ENTRIES SUPPLIED:
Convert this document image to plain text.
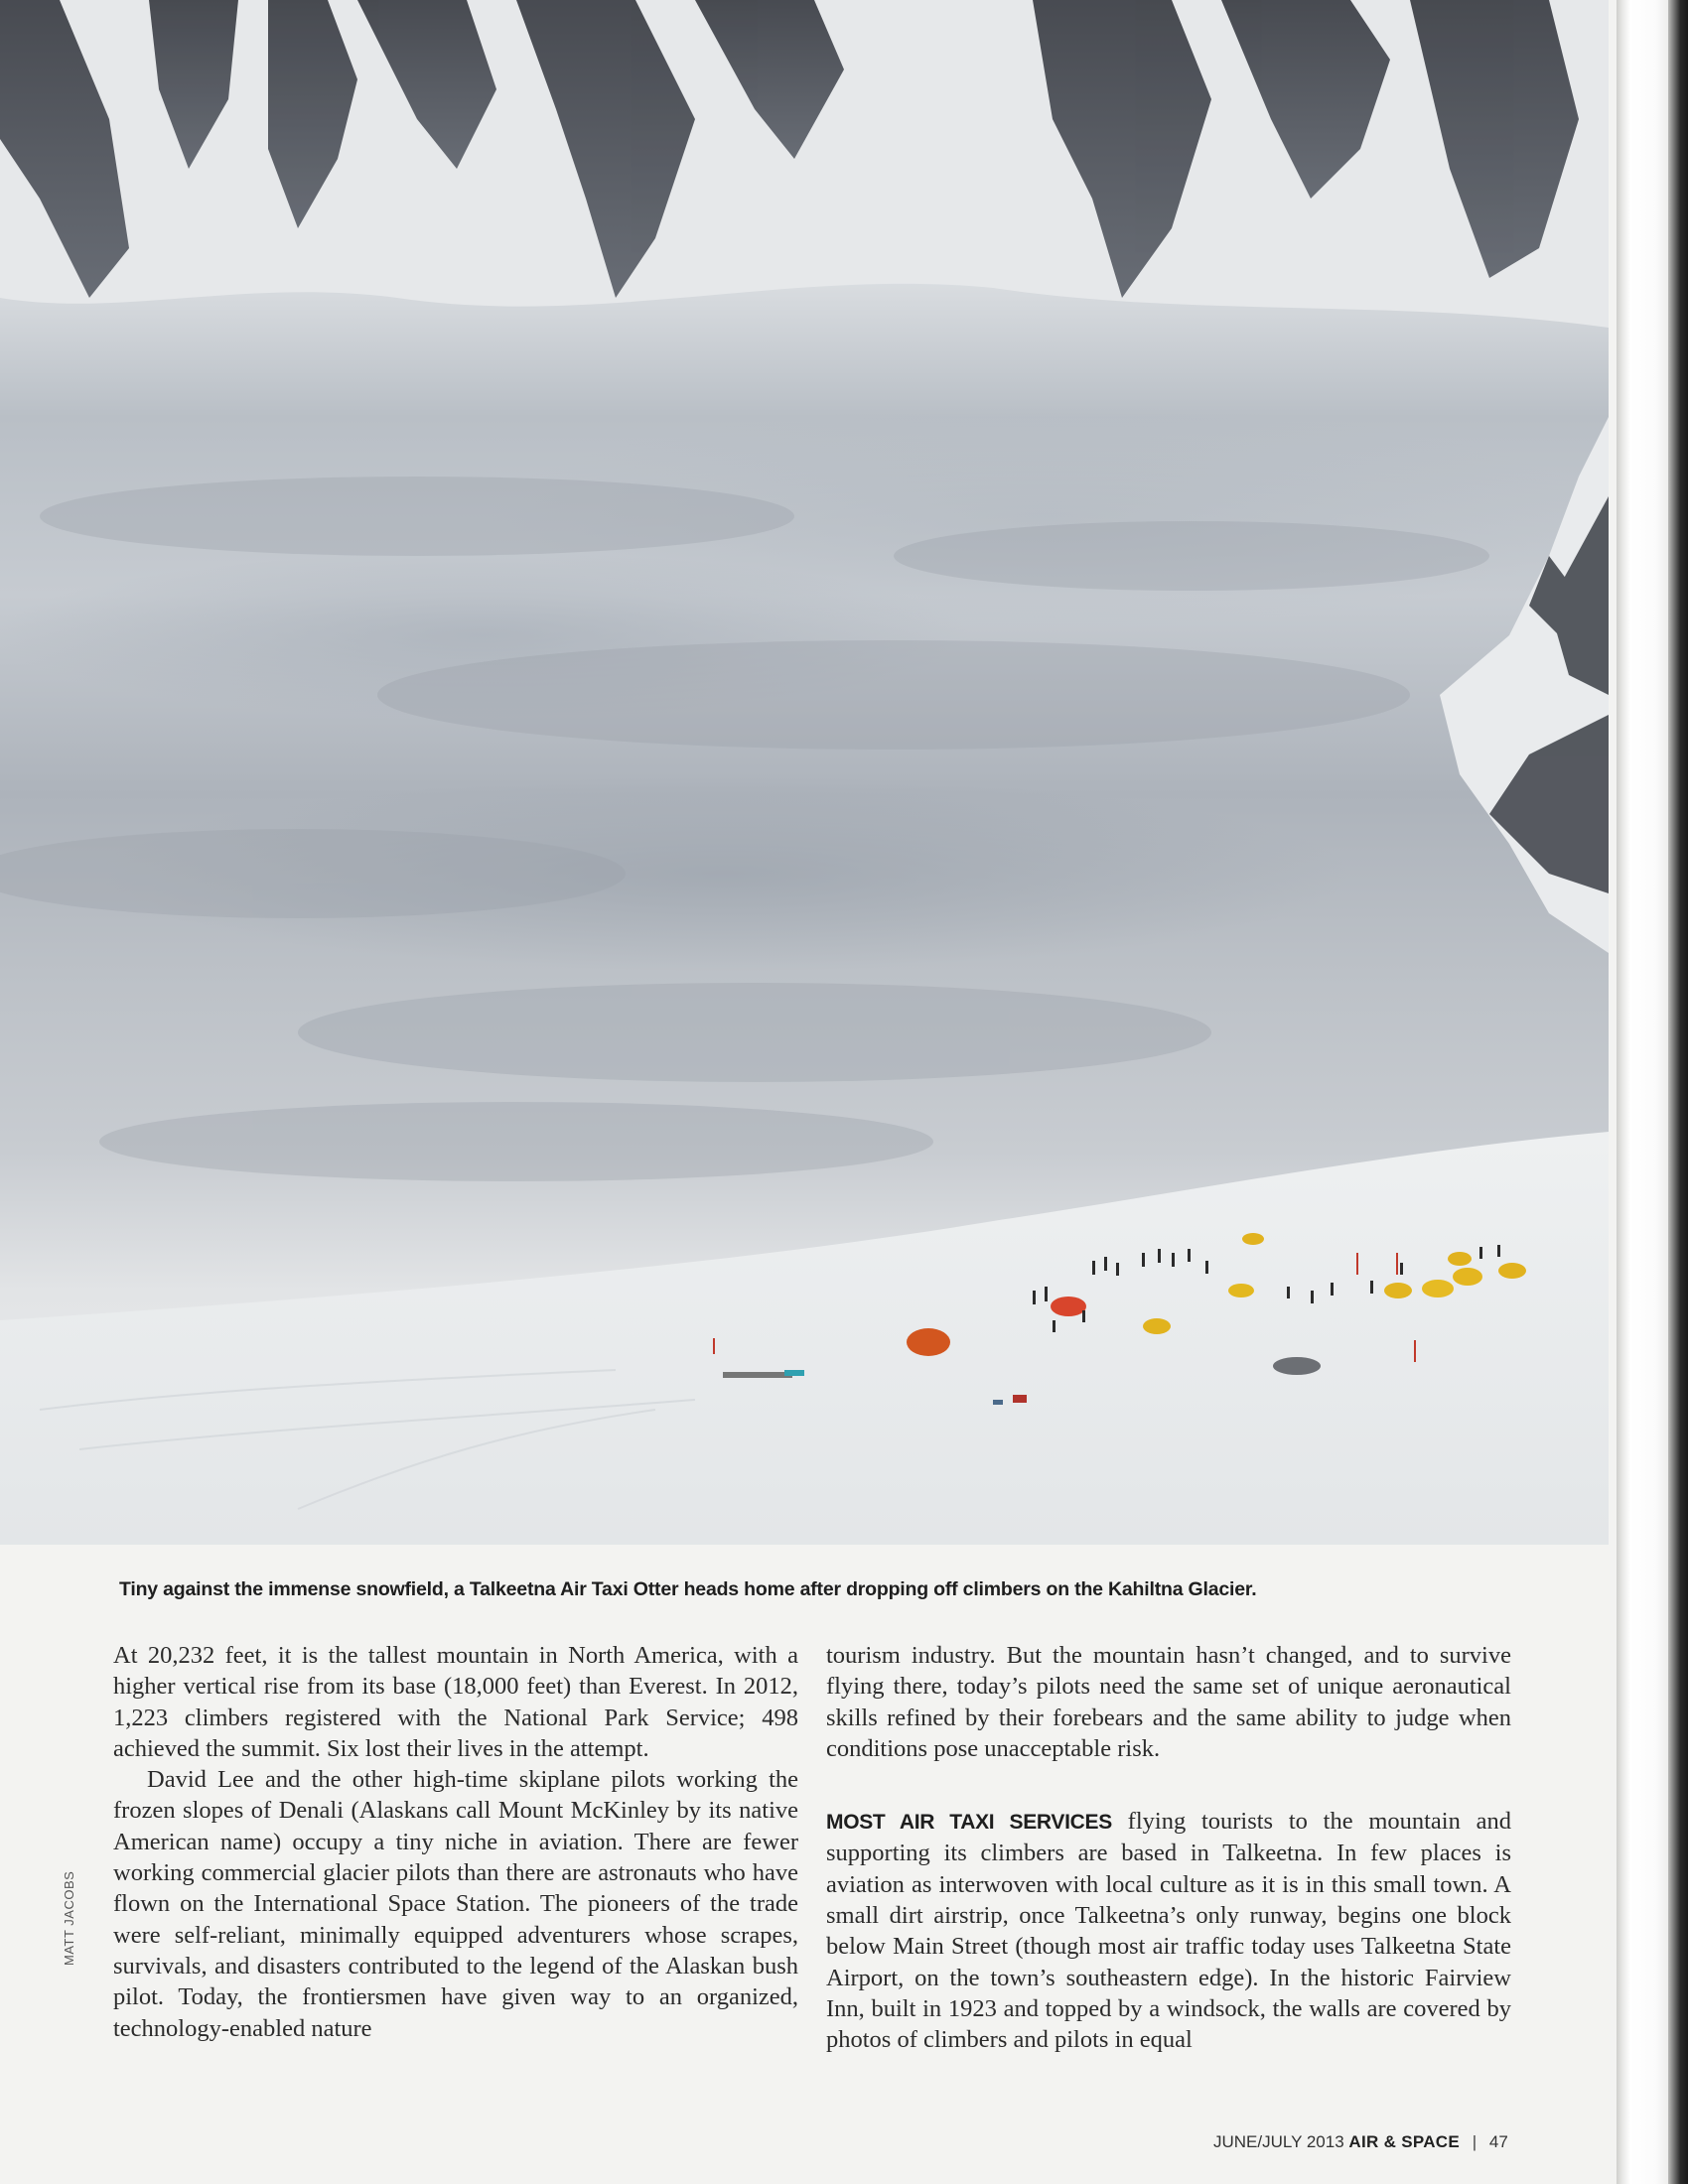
Tiny against the immense snowfield, a Talkeetna Air Taxi Otter heads home after dropping off climbers on the Kahiltna Glacier.
MATT JACOBS

At 20,232 feet, it is the tallest mountain in North America, with a higher vertical rise from its base (18,000 feet) than Everest. In 2012, 1,223 climbers registered with the National Park Service; 498 achieved the summit. Six lost their lives in the attempt.

David Lee and the other high-time skiplane pilots working the frozen slopes of Denali (Alaskans call Mount McKinley by its native American name) occupy a tiny niche in aviation. There are fewer working commercial glacier pilots than there are astronauts who have flown on the International Space Station. The pioneers of the trade were self-reliant, minimally equipped adventurers whose scrapes, survivals, and disasters contributed to the legend of the Alaskan bush pilot. Today, the frontiersmen have given way to an organized, technology-enabled nature

tourism industry. But the mountain hasn’t changed, and to survive flying there, today’s pilots need the same set of unique aeronautical skills refined by their forebears and the same ability to judge when conditions pose unacceptable risk.

MOST AIR TAXI SERVICES flying tourists to the mountain and supporting its climbers are based in Talkeetna. In few places is aviation as interwoven with local culture as it is in this small town. A small dirt airstrip, once Talkeetna’s only runway, begins one block below Main Street (though most air traffic today uses Talkeetna State Airport, on the town’s southeastern edge). In the historic Fairview Inn, built in 1923 and topped by a windsock, the walls are covered by photos of climbers and pilots in equal

JUNE/JULY 2013 AIR & SPACE | 47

EXERCISE BRIEF: Your answer should be one number: how many lines of the listing include the word "flying".

WRITTEN RESPONSE: 2